*TASK STATEMENT*: Exactly reproduce each record listed below.

++++++

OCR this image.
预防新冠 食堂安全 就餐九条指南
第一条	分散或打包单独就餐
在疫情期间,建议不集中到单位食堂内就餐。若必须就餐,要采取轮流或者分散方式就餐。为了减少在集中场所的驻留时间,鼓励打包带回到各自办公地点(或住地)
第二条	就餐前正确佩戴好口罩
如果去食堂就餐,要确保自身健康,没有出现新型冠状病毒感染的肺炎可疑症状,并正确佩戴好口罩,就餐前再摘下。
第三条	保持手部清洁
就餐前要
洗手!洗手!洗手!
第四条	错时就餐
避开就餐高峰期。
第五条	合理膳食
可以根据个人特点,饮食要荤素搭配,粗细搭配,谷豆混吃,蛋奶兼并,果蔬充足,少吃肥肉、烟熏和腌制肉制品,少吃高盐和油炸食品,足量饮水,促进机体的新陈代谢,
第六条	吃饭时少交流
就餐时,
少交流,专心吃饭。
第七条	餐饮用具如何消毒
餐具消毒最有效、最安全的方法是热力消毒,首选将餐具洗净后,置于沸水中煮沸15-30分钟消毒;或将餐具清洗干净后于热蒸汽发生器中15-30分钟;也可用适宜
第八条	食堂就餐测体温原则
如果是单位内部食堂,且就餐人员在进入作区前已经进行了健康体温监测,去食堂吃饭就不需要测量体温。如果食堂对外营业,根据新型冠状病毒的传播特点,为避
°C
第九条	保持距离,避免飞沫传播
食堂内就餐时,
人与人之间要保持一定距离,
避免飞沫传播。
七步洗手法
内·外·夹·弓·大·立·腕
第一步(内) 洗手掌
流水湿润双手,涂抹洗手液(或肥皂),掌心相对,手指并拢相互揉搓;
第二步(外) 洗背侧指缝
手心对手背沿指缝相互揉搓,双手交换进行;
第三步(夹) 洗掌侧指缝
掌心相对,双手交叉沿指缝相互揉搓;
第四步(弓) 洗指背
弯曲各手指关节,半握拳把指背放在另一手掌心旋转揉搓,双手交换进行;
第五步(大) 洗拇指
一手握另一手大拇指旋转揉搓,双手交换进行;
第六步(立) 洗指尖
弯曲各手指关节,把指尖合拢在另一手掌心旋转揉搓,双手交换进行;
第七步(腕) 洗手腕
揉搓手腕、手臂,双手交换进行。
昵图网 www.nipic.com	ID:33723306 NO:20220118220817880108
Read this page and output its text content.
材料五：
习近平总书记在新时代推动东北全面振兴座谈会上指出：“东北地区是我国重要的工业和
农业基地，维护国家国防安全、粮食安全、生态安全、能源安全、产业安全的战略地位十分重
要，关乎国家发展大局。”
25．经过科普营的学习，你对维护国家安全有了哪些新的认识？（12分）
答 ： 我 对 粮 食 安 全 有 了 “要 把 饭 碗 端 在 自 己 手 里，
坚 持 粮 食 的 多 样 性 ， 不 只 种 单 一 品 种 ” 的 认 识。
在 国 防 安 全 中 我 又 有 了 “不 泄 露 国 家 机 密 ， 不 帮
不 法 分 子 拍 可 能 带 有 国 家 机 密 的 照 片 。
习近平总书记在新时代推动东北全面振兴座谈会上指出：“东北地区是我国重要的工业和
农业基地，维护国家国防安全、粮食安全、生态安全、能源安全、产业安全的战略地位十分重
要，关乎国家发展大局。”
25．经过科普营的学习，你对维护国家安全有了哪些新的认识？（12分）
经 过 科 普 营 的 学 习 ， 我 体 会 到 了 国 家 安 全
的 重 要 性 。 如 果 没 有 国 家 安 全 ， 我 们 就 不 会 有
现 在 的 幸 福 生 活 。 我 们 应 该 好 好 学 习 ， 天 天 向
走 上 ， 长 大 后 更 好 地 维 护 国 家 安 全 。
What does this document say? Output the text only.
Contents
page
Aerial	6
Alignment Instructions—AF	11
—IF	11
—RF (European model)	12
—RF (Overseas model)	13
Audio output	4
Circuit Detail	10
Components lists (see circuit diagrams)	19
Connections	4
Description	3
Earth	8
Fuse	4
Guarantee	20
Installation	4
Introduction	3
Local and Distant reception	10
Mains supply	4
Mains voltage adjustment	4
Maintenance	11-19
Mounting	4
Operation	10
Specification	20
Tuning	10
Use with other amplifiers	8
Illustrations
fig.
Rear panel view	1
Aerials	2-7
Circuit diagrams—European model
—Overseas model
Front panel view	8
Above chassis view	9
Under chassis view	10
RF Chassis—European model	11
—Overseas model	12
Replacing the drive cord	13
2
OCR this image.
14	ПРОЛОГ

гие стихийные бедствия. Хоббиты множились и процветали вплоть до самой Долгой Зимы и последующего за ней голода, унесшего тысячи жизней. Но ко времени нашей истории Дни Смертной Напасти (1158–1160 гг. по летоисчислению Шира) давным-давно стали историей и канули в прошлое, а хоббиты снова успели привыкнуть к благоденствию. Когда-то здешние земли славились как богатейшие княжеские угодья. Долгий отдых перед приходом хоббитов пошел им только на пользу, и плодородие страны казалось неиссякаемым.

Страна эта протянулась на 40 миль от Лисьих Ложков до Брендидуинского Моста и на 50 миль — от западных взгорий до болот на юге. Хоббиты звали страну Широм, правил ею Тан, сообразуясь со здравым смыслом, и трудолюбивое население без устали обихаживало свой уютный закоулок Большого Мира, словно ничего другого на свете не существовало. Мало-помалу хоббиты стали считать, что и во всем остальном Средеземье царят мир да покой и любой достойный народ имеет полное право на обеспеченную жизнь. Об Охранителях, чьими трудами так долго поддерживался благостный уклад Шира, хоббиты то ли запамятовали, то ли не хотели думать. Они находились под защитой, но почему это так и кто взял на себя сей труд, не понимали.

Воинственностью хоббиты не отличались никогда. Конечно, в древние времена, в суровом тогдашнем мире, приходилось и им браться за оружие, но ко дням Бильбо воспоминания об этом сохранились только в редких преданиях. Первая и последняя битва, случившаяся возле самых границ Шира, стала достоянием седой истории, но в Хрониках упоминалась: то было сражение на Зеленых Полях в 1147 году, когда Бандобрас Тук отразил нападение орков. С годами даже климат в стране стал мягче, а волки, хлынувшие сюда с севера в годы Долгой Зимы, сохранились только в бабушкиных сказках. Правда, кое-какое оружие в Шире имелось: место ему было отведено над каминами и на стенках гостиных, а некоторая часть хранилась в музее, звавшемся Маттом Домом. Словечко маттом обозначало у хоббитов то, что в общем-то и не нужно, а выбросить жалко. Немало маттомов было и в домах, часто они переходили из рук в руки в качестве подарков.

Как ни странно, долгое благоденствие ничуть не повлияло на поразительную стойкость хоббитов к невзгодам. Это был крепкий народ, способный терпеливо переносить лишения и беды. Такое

++++++

*PROBLEM SOLUTION*:
OCR this image.
预防新冠 食堂安全 就餐九条指南
第一条	分散或打包单独就餐
在疫情期间,建议不集中到单位食堂内就餐。若必须就餐,要采取轮流或者分散方式就餐。为了减少在集中场所的驻留时间,鼓励打包带回到各自办公地点(或住地)
第二条	就餐前正确佩戴好口罩
如果去食堂就餐,要确保自身健康,没有出现新型冠状病毒感染的肺炎可疑症状,并正确佩戴好口罩,就餐前再摘下。
第三条	保持手部清洁
就餐前要
洗手!洗手!洗手!
第四条	错时就餐
避开就餐高峰期。
第五条	合理膳食
可以根据个人特点,饮食要荤素搭配,粗细搭配,谷豆混吃,蛋奶兼并,果蔬充足,少吃肥肉、烟熏和腌制肉制品,少吃高盐和油炸食品,足量饮水,促进机体的新陈代谢,
第六条	吃饭时少交流
就餐时,
少交流,专心吃饭。
第七条	餐饮用具如何消毒
餐具消毒最有效、最安全的方法是热力消毒,首选将餐具洗净后,置于沸水中煮沸15-30分钟消毒;或将餐具清洗干净后于热蒸汽发生器中15-30分钟;也可用适宜
第八条	食堂就餐测体温原则
如果是单位内部食堂,且就餐人员在进入作区前已经进行了健康体温监测,去食堂吃饭就不需要测量体温。如果食堂对外营业,根据新型冠状病毒的传播特点,为避
°C
第九条	保持距离,避免飞沫传播
食堂内就餐时,
人与人之间要保持一定距离,
避免飞沫传播。
七步洗手法
内·外·夹·弓·大·立·腕
第一步(内) 洗手掌
流水湿润双手,涂抹洗手液(或肥皂),掌心相对,手指并拢相互揉搓;
第二步(外) 洗背侧指缝
手心对手背沿指缝相互揉搓,双手交换进行;
第三步(夹) 洗掌侧指缝
掌心相对,双手交叉沿指缝相互揉搓;
第四步(弓) 洗指背
弯曲各手指关节,半握拳把指背放在另一手掌心旋转揉搓,双手交换进行;
第五步(大) 洗拇指
一手握另一手大拇指旋转揉搓,双手交换进行;
第六步(立) 洗指尖
弯曲各手指关节,把指尖合拢在另一手掌心旋转揉搓,双手交换进行;
第七步(腕) 洗手腕
揉搓手腕、手臂,双手交换进行。
昵图网 www.nipic.com	ID:33723306 NO:20220118220817880108
Read this page and output its text content.
材料五：
习近平总书记在新时代推动东北全面振兴座谈会上指出：“东北地区是我国重要的工业和
农业基地，维护国家国防安全、粮食安全、生态安全、能源安全、产业安全的战略地位十分重
要，关乎国家发展大局。”
25．经过科普营的学习，你对维护国家安全有了哪些新的认识？（12分）
答 ： 我 对 粮 食 安 全 有 了 “要 把 饭 碗 端 在 自 己 手 里，
坚 持 粮 食 的 多 样 性 ， 不 只 种 单 一 品 种 ” 的 认 识。
在 国 防 安 全 中 我 又 有 了 “不 泄 露 国 家 机 密 ， 不 帮
不 法 分 子 拍 可 能 带 有 国 家 机 密 的 照 片 。
习近平总书记在新时代推动东北全面振兴座谈会上指出：“东北地区是我国重要的工业和
农业基地，维护国家国防安全、粮食安全、生态安全、能源安全、产业安全的战略地位十分重
要，关乎国家发展大局。”
25．经过科普营的学习，你对维护国家安全有了哪些新的认识？（12分）
经 过 科 普 营 的 学 习 ， 我 体 会 到 了 国 家 安 全
的 重 要 性 。 如 果 没 有 国 家 安 全 ， 我 们 就 不 会 有
现 在 的 幸 福 生 活 。 我 们 应 该 好 好 学 习 ， 天 天 向
走 上 ， 长 大 后 更 好 地 维 护 国 家 安 全 。
What does this document say? Output the text only.
Contents
page
Aerial	6
Alignment Instructions—AF	11
—IF	11
—RF (European model)	12
—RF (Overseas model)	13
Audio output	4
Circuit Detail	10
Components lists (see circuit diagrams)	19
Connections	4
Description	3
Earth	8
Fuse	4
Guarantee	20
Installation	4
Introduction	3
Local and Distant reception	10
Mains supply	4
Mains voltage adjustment	4
Maintenance	11-19
Mounting	4
Operation	10
Specification	20
Tuning	10
Use with other amplifiers	8
Illustrations
fig.
Rear panel view	1
Aerials	2-7
Circuit diagrams—European model
—Overseas model
Front panel view	8
Above chassis view	9
Under chassis view	10
RF Chassis—European model	11
—Overseas model	12
Replacing the drive cord	13
2
OCR this image.
14	ПРОЛОГ

гие стихийные бедствия. Хоббиты множились и процветали вплоть до самой Долгой Зимы и последующего за ней голода, унесшего тысячи жизней. Но ко времени нашей истории Дни Смертной Напасти (1158–1160 гг. по летоисчислению Шира) давным-давно стали историей и канули в прошлое, а хоббиты снова успели привыкнуть к благоденствию. Когда-то здешние земли славились как богатейшие княжеские угодья. Долгий отдых перед приходом хоббитов пошел им только на пользу, и плодородие страны казалось неиссякаемым.

Страна эта протянулась на 40 миль от Лисьих Ложков до Брендидуинского Моста и на 50 миль — от западных взгорий до болот на юге. Хоббиты звали страну Широм, правил ею Тан, сообразуясь со здравым смыслом, и трудолюбивое население без устали обихаживало свой уютный закоулок Большого Мира, словно ничего другого на свете не существовало. Мало-помалу хоббиты стали считать, что и во всем остальном Средеземье царят мир да покой и любой достойный народ имеет полное право на обеспеченную жизнь. Об Охранителях, чьими трудами так долго поддерживался благостный уклад Шира, хоббиты то ли запамятовали, то ли не хотели думать. Они находились под защитой, но почему это так и кто взял на себя сей труд, не понимали.

Воинственностью хоббиты не отличались никогда. Конечно, в древние времена, в суровом тогдашнем мире, приходилось и им браться за оружие, но ко дням Бильбо воспоминания об этом сохранились только в редких преданиях. Первая и последняя битва, случившаяся возле самых границ Шира, стала достоянием седой истории, но в Хрониках упоминалась: то было сражение на Зеленых Полях в 1147 году, когда Бандобрас Тук отразил нападение орков. С годами даже климат в стране стал мягче, а волки, хлынувшие сюда с севера в годы Долгой Зимы, сохранились только в бабушкиных сказках. Правда, кое-какое оружие в Шире имелось: место ему было отведено над каминами и на стенках гостиных, а некоторая часть хранилась в музее, звавшемся Маттом Домом. Словечко маттом обозначало у хоббитов то, что в общем-то и не нужно, а выбросить жалко. Немало маттомов было и в домах, часто они переходили из рук в руки в качестве подарков.

Как ни странно, долгое благоденствие ничуть не повлияло на поразительную стойкость хоббитов к невзгодам. Это был крепкий народ, способный терпеливо переносить лишения и беды. Такое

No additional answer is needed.